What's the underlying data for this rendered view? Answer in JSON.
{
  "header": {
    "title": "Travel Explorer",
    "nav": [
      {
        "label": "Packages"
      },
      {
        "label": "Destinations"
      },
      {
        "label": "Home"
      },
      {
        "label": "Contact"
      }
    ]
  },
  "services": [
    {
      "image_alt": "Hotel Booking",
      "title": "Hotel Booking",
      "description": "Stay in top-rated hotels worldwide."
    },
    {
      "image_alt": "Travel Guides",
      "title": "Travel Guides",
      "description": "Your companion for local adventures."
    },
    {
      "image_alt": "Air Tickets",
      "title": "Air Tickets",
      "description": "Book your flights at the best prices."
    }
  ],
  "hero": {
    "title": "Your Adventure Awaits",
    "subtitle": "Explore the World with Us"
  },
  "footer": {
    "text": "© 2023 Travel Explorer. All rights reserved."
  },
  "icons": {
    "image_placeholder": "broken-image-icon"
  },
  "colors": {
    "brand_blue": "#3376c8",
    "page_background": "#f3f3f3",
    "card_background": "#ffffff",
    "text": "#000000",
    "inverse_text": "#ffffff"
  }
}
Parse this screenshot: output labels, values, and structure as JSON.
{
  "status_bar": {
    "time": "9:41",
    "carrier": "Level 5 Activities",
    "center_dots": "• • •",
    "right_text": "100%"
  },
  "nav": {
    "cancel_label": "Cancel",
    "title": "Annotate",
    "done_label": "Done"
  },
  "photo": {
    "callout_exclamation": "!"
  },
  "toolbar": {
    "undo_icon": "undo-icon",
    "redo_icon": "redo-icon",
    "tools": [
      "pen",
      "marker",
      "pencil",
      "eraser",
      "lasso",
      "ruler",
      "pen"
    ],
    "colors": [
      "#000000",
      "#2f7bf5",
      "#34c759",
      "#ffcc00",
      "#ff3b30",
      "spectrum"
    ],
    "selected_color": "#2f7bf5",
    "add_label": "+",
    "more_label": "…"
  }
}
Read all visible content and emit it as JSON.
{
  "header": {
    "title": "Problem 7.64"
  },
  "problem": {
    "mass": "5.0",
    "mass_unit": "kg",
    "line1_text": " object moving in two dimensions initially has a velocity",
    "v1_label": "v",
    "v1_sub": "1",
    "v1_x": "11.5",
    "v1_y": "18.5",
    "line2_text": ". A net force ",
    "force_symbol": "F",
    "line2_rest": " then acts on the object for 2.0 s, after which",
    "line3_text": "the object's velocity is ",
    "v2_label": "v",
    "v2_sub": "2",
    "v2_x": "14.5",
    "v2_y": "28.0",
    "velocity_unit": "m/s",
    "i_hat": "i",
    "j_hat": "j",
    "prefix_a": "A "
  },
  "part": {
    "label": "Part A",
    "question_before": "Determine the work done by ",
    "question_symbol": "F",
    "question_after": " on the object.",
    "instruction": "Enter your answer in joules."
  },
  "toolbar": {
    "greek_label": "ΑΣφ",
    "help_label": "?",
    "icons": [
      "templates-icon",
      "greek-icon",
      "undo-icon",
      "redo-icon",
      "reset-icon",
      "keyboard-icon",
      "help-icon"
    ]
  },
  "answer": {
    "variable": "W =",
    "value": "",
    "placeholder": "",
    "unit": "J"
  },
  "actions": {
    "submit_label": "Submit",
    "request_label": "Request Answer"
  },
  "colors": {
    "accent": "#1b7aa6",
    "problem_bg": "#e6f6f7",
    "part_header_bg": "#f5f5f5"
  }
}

§ **Exercise brief**: Every entry in the listing must be retyped exactly.

§ **Response to this exercise**:
What's the underlying data for this rendered view? Answer in JSON.
{
  "header": {
    "title": "Travel Explorer",
    "nav": [
      {
        "label": "Packages"
      },
      {
        "label": "Destinations"
      },
      {
        "label": "Home"
      },
      {
        "label": "Contact"
      }
    ]
  },
  "services": [
    {
      "image_alt": "Hotel Booking",
      "title": "Hotel Booking",
      "description": "Stay in top-rated hotels worldwide."
    },
    {
      "image_alt": "Travel Guides",
      "title": "Travel Guides",
      "description": "Your companion for local adventures."
    },
    {
      "image_alt": "Air Tickets",
      "title": "Air Tickets",
      "description": "Book your flights at the best prices."
    }
  ],
  "hero": {
    "title": "Your Adventure Awaits",
    "subtitle": "Explore the World with Us"
  },
  "footer": {
    "text": "© 2023 Travel Explorer. All rights reserved."
  },
  "icons": {
    "image_placeholder": "broken-image-icon"
  },
  "colors": {
    "brand_blue": "#3376c8",
    "page_background": "#f3f3f3",
    "card_background": "#ffffff",
    "text": "#000000",
    "inverse_text": "#ffffff"
  }
}
Parse this screenshot: output labels, values, and structure as JSON.
{
  "status_bar": {
    "time": "9:41",
    "carrier": "Level 5 Activities",
    "center_dots": "• • •",
    "right_text": "100%"
  },
  "nav": {
    "cancel_label": "Cancel",
    "title": "Annotate",
    "done_label": "Done"
  },
  "photo": {
    "callout_exclamation": "!"
  },
  "toolbar": {
    "undo_icon": "undo-icon",
    "redo_icon": "redo-icon",
    "tools": [
      "pen",
      "marker",
      "pencil",
      "eraser",
      "lasso",
      "ruler",
      "pen"
    ],
    "colors": [
      "#000000",
      "#2f7bf5",
      "#34c759",
      "#ffcc00",
      "#ff3b30",
      "spectrum"
    ],
    "selected_color": "#2f7bf5",
    "add_label": "+",
    "more_label": "…"
  }
}
Read all visible content and emit it as JSON.
{
  "header": {
    "title": "Problem 7.64"
  },
  "problem": {
    "mass": "5.0",
    "mass_unit": "kg",
    "line1_text": " object moving in two dimensions initially has a velocity",
    "v1_label": "v",
    "v1_sub": "1",
    "v1_x": "11.5",
    "v1_y": "18.5",
    "line2_text": ". A net force ",
    "force_symbol": "F",
    "line2_rest": " then acts on the object for 2.0 s, after which",
    "line3_text": "the object's velocity is ",
    "v2_label": "v",
    "v2_sub": "2",
    "v2_x": "14.5",
    "v2_y": "28.0",
    "velocity_unit": "m/s",
    "i_hat": "i",
    "j_hat": "j",
    "prefix_a": "A "
  },
  "part": {
    "label": "Part A",
    "question_before": "Determine the work done by ",
    "question_symbol": "F",
    "question_after": " on the object.",
    "instruction": "Enter your answer in joules."
  },
  "toolbar": {
    "greek_label": "ΑΣφ",
    "help_label": "?",
    "icons": [
      "templates-icon",
      "greek-icon",
      "undo-icon",
      "redo-icon",
      "reset-icon",
      "keyboard-icon",
      "help-icon"
    ]
  },
  "answer": {
    "variable": "W =",
    "value": "",
    "placeholder": "",
    "unit": "J"
  },
  "actions": {
    "submit_label": "Submit",
    "request_label": "Request Answer"
  },
  "colors": {
    "accent": "#1b7aa6",
    "problem_bg": "#e6f6f7",
    "part_header_bg": "#f5f5f5"
  }
}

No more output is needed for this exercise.